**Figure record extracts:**
• • • • •
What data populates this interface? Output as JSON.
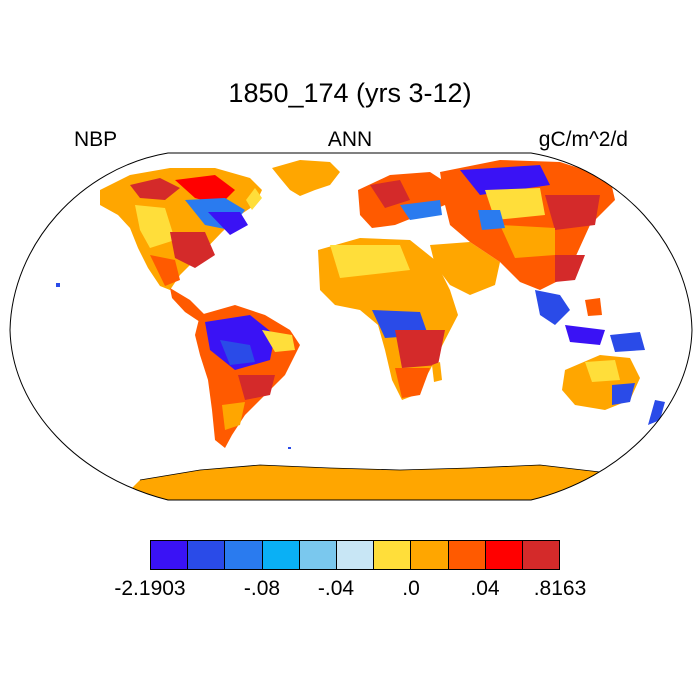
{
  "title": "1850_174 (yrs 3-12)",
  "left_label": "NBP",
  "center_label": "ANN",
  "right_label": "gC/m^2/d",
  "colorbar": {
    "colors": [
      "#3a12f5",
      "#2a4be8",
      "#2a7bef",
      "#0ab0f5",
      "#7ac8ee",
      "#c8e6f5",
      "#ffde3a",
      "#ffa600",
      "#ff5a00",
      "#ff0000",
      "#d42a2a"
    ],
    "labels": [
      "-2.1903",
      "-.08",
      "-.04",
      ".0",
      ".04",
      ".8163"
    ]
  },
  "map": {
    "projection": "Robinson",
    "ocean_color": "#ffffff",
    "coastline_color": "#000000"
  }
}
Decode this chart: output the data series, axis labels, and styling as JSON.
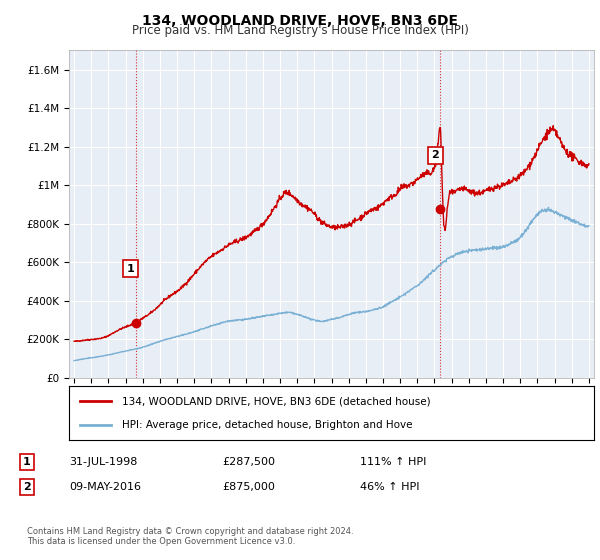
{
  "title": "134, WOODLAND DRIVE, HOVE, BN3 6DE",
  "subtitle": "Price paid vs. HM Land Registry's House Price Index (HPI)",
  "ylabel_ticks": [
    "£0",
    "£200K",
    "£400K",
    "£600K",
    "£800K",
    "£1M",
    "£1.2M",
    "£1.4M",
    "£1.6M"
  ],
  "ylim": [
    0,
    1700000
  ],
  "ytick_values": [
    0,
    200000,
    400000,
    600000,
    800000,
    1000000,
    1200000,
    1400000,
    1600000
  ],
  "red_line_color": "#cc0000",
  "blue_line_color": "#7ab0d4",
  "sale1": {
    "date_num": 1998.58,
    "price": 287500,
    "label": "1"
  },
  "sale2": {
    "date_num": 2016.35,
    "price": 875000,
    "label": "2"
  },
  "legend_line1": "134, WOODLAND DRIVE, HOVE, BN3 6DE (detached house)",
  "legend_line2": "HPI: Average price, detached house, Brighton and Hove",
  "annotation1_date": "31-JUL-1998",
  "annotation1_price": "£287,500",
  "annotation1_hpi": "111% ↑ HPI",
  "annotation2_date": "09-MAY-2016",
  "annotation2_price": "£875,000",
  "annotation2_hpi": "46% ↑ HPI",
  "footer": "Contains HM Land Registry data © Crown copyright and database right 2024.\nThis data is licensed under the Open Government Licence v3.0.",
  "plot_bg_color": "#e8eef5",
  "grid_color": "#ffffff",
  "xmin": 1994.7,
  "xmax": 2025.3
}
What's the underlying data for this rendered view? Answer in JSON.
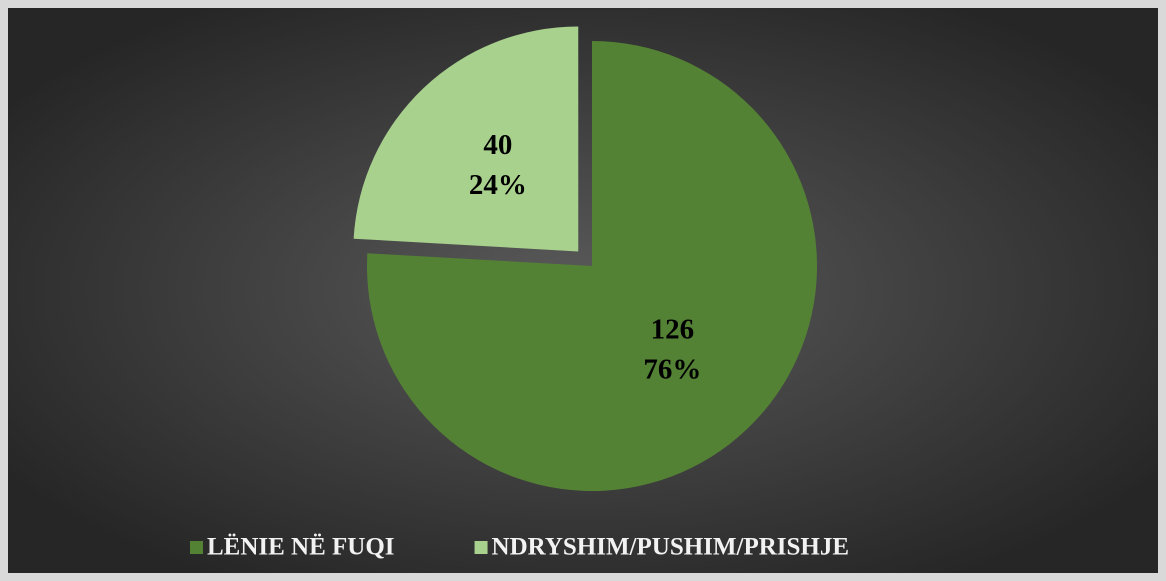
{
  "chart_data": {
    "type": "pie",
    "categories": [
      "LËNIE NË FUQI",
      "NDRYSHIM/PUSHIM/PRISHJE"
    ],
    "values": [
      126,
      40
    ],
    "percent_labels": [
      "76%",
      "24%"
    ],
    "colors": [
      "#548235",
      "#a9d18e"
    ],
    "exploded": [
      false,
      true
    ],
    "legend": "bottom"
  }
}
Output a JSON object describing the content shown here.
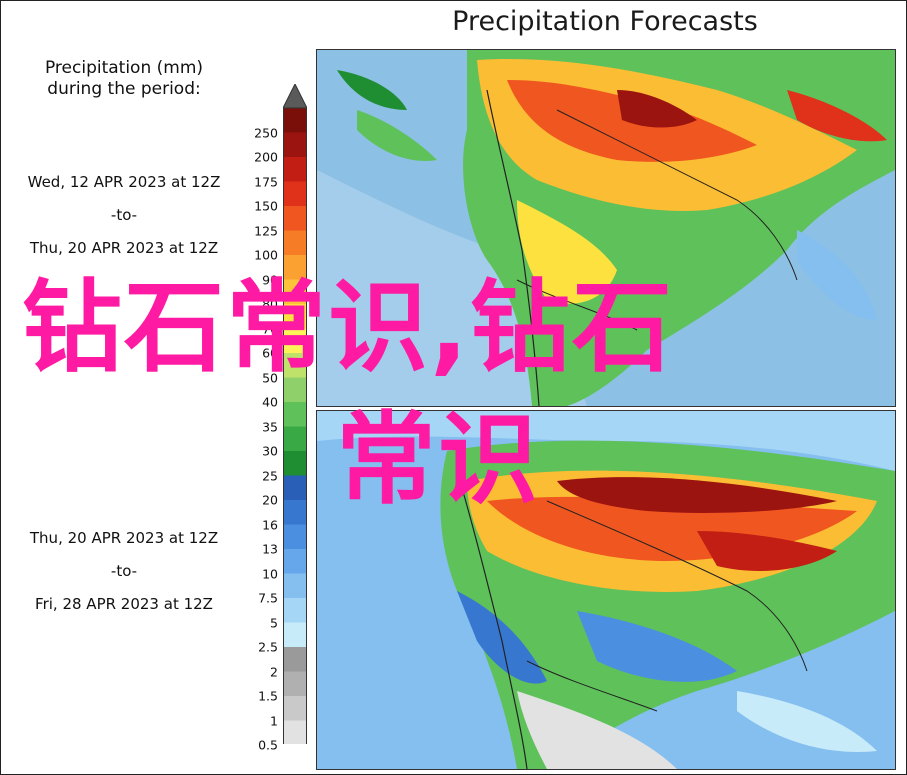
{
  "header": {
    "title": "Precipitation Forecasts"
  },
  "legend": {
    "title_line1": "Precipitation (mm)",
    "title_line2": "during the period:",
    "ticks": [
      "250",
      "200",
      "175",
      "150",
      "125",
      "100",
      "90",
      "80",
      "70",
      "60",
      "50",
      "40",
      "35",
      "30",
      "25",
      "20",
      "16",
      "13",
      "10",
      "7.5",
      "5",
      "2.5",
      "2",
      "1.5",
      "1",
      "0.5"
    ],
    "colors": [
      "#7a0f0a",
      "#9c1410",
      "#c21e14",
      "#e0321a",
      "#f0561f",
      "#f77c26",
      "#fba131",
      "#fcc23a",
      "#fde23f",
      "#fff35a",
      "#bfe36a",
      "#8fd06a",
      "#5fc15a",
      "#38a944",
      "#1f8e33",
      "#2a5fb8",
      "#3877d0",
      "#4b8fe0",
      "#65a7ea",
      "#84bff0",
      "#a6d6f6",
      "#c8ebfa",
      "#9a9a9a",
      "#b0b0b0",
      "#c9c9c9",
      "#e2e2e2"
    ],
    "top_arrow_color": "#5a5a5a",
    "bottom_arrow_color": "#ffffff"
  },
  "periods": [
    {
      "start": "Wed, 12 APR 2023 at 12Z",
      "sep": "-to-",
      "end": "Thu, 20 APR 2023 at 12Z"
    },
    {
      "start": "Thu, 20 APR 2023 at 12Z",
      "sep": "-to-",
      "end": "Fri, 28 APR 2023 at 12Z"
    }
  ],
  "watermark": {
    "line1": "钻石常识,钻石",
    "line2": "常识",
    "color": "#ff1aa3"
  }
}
• • • • •
**OBJECTIVE:**
Your task is to return the entries above exactly, with no pictures.

**PROBLEM SOLUTION:**
What data populates this interface? Output as JSON.
{
  "title": "1850_174 (yrs 3-12)",
  "left_label": "NBP",
  "center_label": "ANN",
  "right_label": "gC/m^2/d",
  "colorbar": {
    "colors": [
      "#3a12f5",
      "#2a4be8",
      "#2a7bef",
      "#0ab0f5",
      "#7ac8ee",
      "#c8e6f5",
      "#ffde3a",
      "#ffa600",
      "#ff5a00",
      "#ff0000",
      "#d42a2a"
    ],
    "labels": [
      "-2.1903",
      "-.08",
      "-.04",
      ".0",
      ".04",
      ".8163"
    ]
  },
  "map": {
    "projection": "Robinson",
    "ocean_color": "#ffffff",
    "coastline_color": "#000000"
  }
}
Decode this chart: output the data series, axis labels, and styling as JSON.
{
  "title": "134, WOODLAND DRIVE, HOVE, BN3 6DE",
  "subtitle": "Price paid vs. HM Land Registry's House Price Index (HPI)",
  "ylabel_ticks": [
    "£0",
    "£200K",
    "£400K",
    "£600K",
    "£800K",
    "£1M",
    "£1.2M",
    "£1.4M",
    "£1.6M"
  ],
  "ylim": [
    0,
    1700000
  ],
  "ytick_values": [
    0,
    200000,
    400000,
    600000,
    800000,
    1000000,
    1200000,
    1400000,
    1600000
  ],
  "red_line_color": "#cc0000",
  "blue_line_color": "#7ab0d4",
  "sale1": {
    "date_num": 1998.58,
    "price": 287500,
    "label": "1"
  },
  "sale2": {
    "date_num": 2016.35,
    "price": 875000,
    "label": "2"
  },
  "legend_line1": "134, WOODLAND DRIVE, HOVE, BN3 6DE (detached house)",
  "legend_line2": "HPI: Average price, detached house, Brighton and Hove",
  "annotation1_date": "31-JUL-1998",
  "annotation1_price": "£287,500",
  "annotation1_hpi": "111% ↑ HPI",
  "annotation2_date": "09-MAY-2016",
  "annotation2_price": "£875,000",
  "annotation2_hpi": "46% ↑ HPI",
  "footer": "Contains HM Land Registry data © Crown copyright and database right 2024.\nThis data is licensed under the Open Government Licence v3.0.",
  "plot_bg_color": "#e8eef5",
  "grid_color": "#ffffff",
  "xmin": 1994.7,
  "xmax": 2025.3
}
What's the underlying data for this rendered view? Answer in JSON.
{
  "chart_data": {
    "type": "pie",
    "categories": [
      "LËNIE NË FUQI",
      "NDRYSHIM/PUSHIM/PRISHJE"
    ],
    "values": [
      126,
      40
    ],
    "percent_labels": [
      "76%",
      "24%"
    ],
    "colors": [
      "#548235",
      "#a9d18e"
    ],
    "exploded": [
      false,
      true
    ],
    "legend": "bottom"
  }
}
Output a JSON object describing the content shown here.
{
  "header": {
    "title": "Precipitation Forecasts"
  },
  "legend": {
    "title_line1": "Precipitation (mm)",
    "title_line2": "during the period:",
    "ticks": [
      "250",
      "200",
      "175",
      "150",
      "125",
      "100",
      "90",
      "80",
      "70",
      "60",
      "50",
      "40",
      "35",
      "30",
      "25",
      "20",
      "16",
      "13",
      "10",
      "7.5",
      "5",
      "2.5",
      "2",
      "1.5",
      "1",
      "0.5"
    ],
    "colors": [
      "#7a0f0a",
      "#9c1410",
      "#c21e14",
      "#e0321a",
      "#f0561f",
      "#f77c26",
      "#fba131",
      "#fcc23a",
      "#fde23f",
      "#fff35a",
      "#bfe36a",
      "#8fd06a",
      "#5fc15a",
      "#38a944",
      "#1f8e33",
      "#2a5fb8",
      "#3877d0",
      "#4b8fe0",
      "#65a7ea",
      "#84bff0",
      "#a6d6f6",
      "#c8ebfa",
      "#9a9a9a",
      "#b0b0b0",
      "#c9c9c9",
      "#e2e2e2"
    ],
    "top_arrow_color": "#5a5a5a",
    "bottom_arrow_color": "#ffffff"
  },
  "periods": [
    {
      "start": "Wed, 12 APR 2023 at 12Z",
      "sep": "-to-",
      "end": "Thu, 20 APR 2023 at 12Z"
    },
    {
      "start": "Thu, 20 APR 2023 at 12Z",
      "sep": "-to-",
      "end": "Fri, 28 APR 2023 at 12Z"
    }
  ],
  "watermark": {
    "line1": "钻石常识,钻石",
    "line2": "常识",
    "color": "#ff1aa3"
  }
}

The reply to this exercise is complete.